▶ _Written instruction_
Pictures stay out of your copy, but everything else in the records below must be repeated exactly.
# START OF Extracted entries
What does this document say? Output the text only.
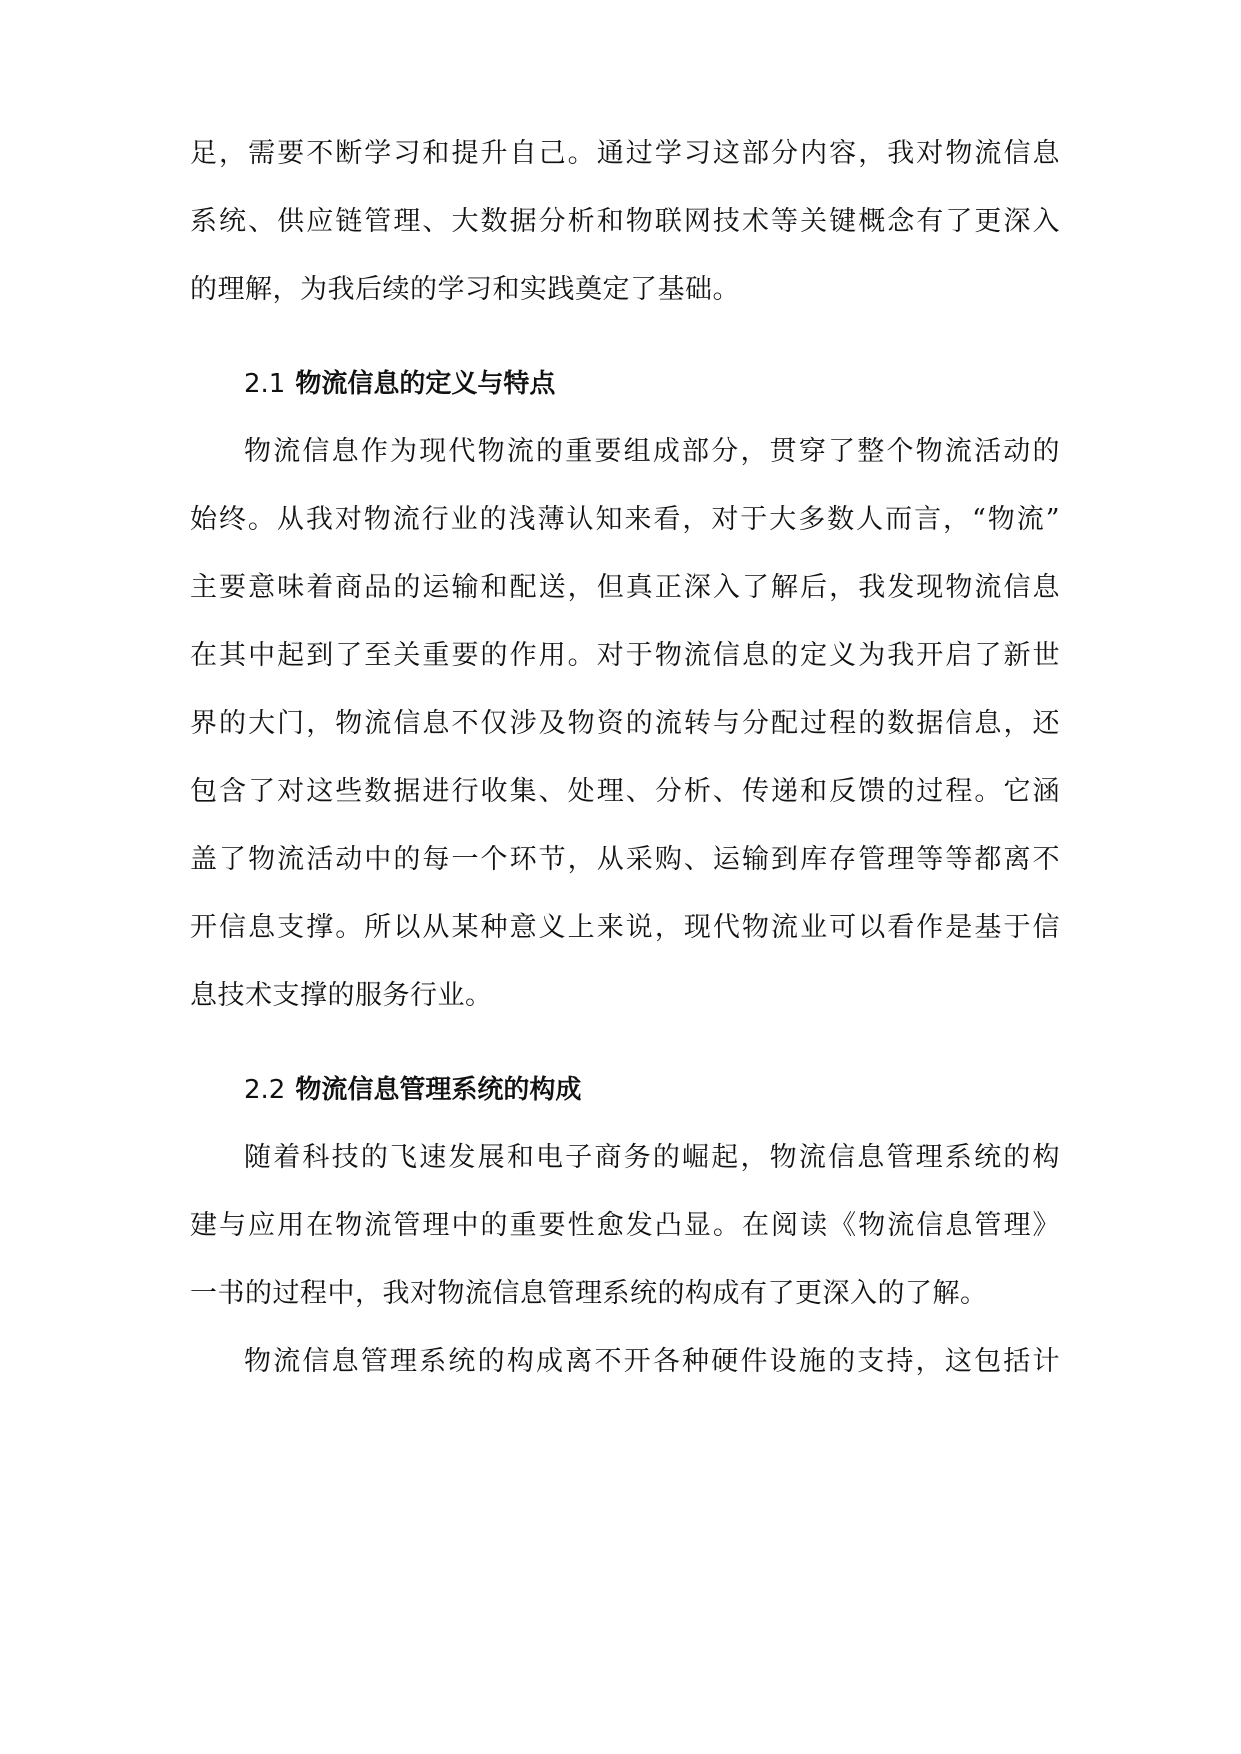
足，需要不断学习和提升自己。通过学习这部分内容，我对物流信息
系统、供应链管理、大数据分析和物联网技术等关键概念有了更深入
的理解，为我后续的学习和实践奠定了基础。
2.1 物流信息的定义与特点
物流信息作为现代物流的重要组成部分，贯穿了整个物流活动的
始终。从我对物流行业的浅薄认知来看，对于大多数人而言，“物流”
主要意味着商品的运输和配送，但真正深入了解后，我发现物流信息
在其中起到了至关重要的作用。对于物流信息的定义为我开启了新世
界的大门，物流信息不仅涉及物资的流转与分配过程的数据信息，还
包含了对这些数据进行收集、处理、分析、传递和反馈的过程。它涵
盖了物流活动中的每一个环节，从采购、运输到库存管理等等都离不
开信息支撑。所以从某种意义上来说，现代物流业可以看作是基于信
息技术支撑的服务行业。
2.2 物流信息管理系统的构成
随着科技的飞速发展和电子商务的崛起，物流信息管理系统的构
建与应用在物流管理中的重要性愈发凸显。在阅读《物流信息管理》
一书的过程中，我对物流信息管理系统的构成有了更深入的了解。
物流信息管理系统的构成离不开各种硬件设施的支持，这包括计
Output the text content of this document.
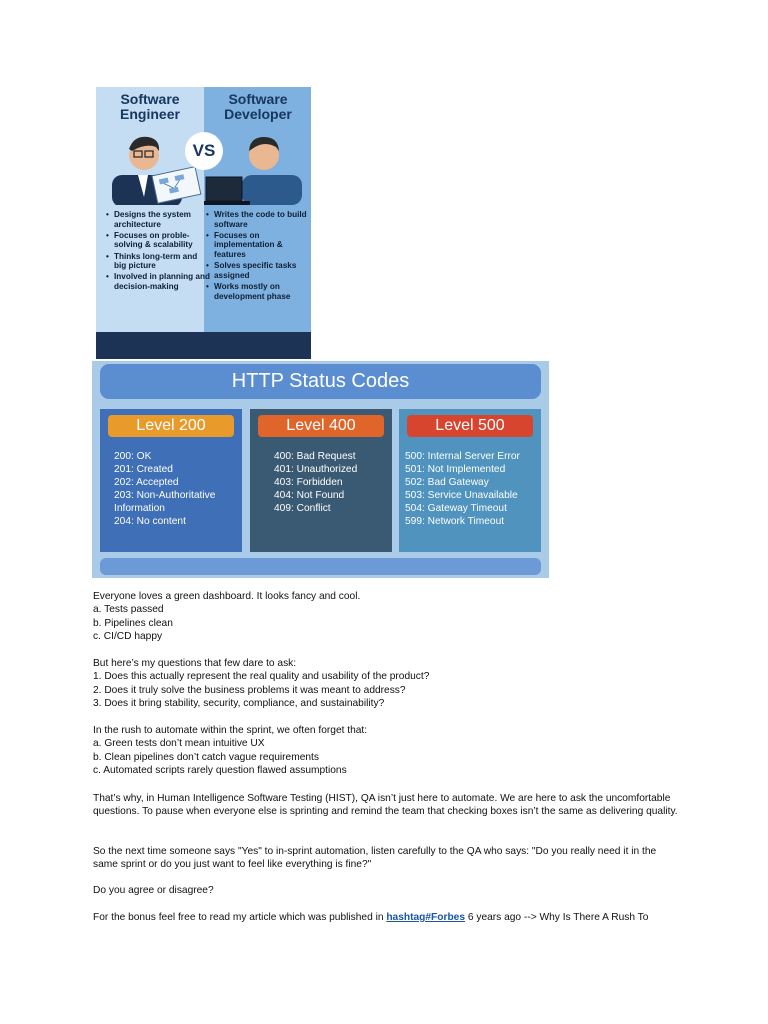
Software Engineer
Software Developer
VS
• Designs the system architecture
• Focuses on proble-solving & scalability
• Thinks long-term and big picture
• Involved in planning and decision-making
• Writes the code to build software
• Focuses on implementation & features
• Solves specific tasks assigned
• Works mostly on development phase
HTTP Status Codes
Level 200
200: OK
201: Created
202: Accepted
203: Non-Authoritative
Information
204: No content
Level 400
400: Bad Request
401: Unauthorized
403: Forbidden
404: Not Found
409: Conflict
Level 500
500: Internal Server Error
501: Not Implemented
502: Bad Gateway
503: Service Unavailable
504: Gateway Timeout
599: Network Timeout

Everyone loves a green dashboard. It looks fancy and cool.

a. Tests passed

b. Pipelines clean

c. CI/CD happy

But here’s my questions that few dare to ask:

1. Does this actually represent the real quality and usability of the product?

2. Does it truly solve the business problems it was meant to address?

3. Does it bring stability, security, compliance, and sustainability?

In the rush to automate within the sprint, we often forget that:

a. Green tests don’t mean intuitive UX

b. Clean pipelines don’t catch vague requirements

c. Automated scripts rarely question flawed assumptions

That’s why, in Human Intelligence Software Testing (HIST), QA isn’t just here to automate. We are here to ask the uncomfortable questions. To pause when everyone else is sprinting and remind the team that checking boxes isn’t the same as delivering quality.

So the next time someone says "Yes" to in-sprint automation, listen carefully to the QA who says: "Do you really need it in the same sprint or do you just want to feel like everything is fine?"

Do you agree or disagree?

For the bonus feel free to read my article which was published in hashtag#Forbes 6 years ago --> Why Is There A Rush To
# END OF Extracted entries
▶ _Answer to the exercise_
What does this document say? Output the text only.
足，需要不断学习和提升自己。通过学习这部分内容，我对物流信息
系统、供应链管理、大数据分析和物联网技术等关键概念有了更深入
的理解，为我后续的学习和实践奠定了基础。
2.1 物流信息的定义与特点
物流信息作为现代物流的重要组成部分，贯穿了整个物流活动的
始终。从我对物流行业的浅薄认知来看，对于大多数人而言，“物流”
主要意味着商品的运输和配送，但真正深入了解后，我发现物流信息
在其中起到了至关重要的作用。对于物流信息的定义为我开启了新世
界的大门，物流信息不仅涉及物资的流转与分配过程的数据信息，还
包含了对这些数据进行收集、处理、分析、传递和反馈的过程。它涵
盖了物流活动中的每一个环节，从采购、运输到库存管理等等都离不
开信息支撑。所以从某种意义上来说，现代物流业可以看作是基于信
息技术支撑的服务行业。
2.2 物流信息管理系统的构成
随着科技的飞速发展和电子商务的崛起，物流信息管理系统的构
建与应用在物流管理中的重要性愈发凸显。在阅读《物流信息管理》
一书的过程中，我对物流信息管理系统的构成有了更深入的了解。
物流信息管理系统的构成离不开各种硬件设施的支持，这包括计
Output the text content of this document.
Software Engineer
Software Developer
VS
• Designs the system architecture
• Focuses on proble-solving & scalability
• Thinks long-term and big picture
• Involved in planning and decision-making
• Writes the code to build software
• Focuses on implementation & features
• Solves specific tasks assigned
• Works mostly on development phase
HTTP Status Codes
Level 200
200: OK
201: Created
202: Accepted
203: Non-Authoritative
Information
204: No content
Level 400
400: Bad Request
401: Unauthorized
403: Forbidden
404: Not Found
409: Conflict
Level 500
500: Internal Server Error
501: Not Implemented
502: Bad Gateway
503: Service Unavailable
504: Gateway Timeout
599: Network Timeout

Everyone loves a green dashboard. It looks fancy and cool.

a. Tests passed

b. Pipelines clean

c. CI/CD happy

But here’s my questions that few dare to ask:

1. Does this actually represent the real quality and usability of the product?

2. Does it truly solve the business problems it was meant to address?

3. Does it bring stability, security, compliance, and sustainability?

In the rush to automate within the sprint, we often forget that:

a. Green tests don’t mean intuitive UX

b. Clean pipelines don’t catch vague requirements

c. Automated scripts rarely question flawed assumptions

That’s why, in Human Intelligence Software Testing (HIST), QA isn’t just here to automate. We are here to ask the uncomfortable questions. To pause when everyone else is sprinting and remind the team that checking boxes isn’t the same as delivering quality.

So the next time someone says "Yes" to in-sprint automation, listen carefully to the QA who says: "Do you really need it in the same sprint or do you just want to feel like everything is fine?"

Do you agree or disagree?

For the bonus feel free to read my article which was published in hashtag#Forbes 6 years ago --> Why Is There A Rush To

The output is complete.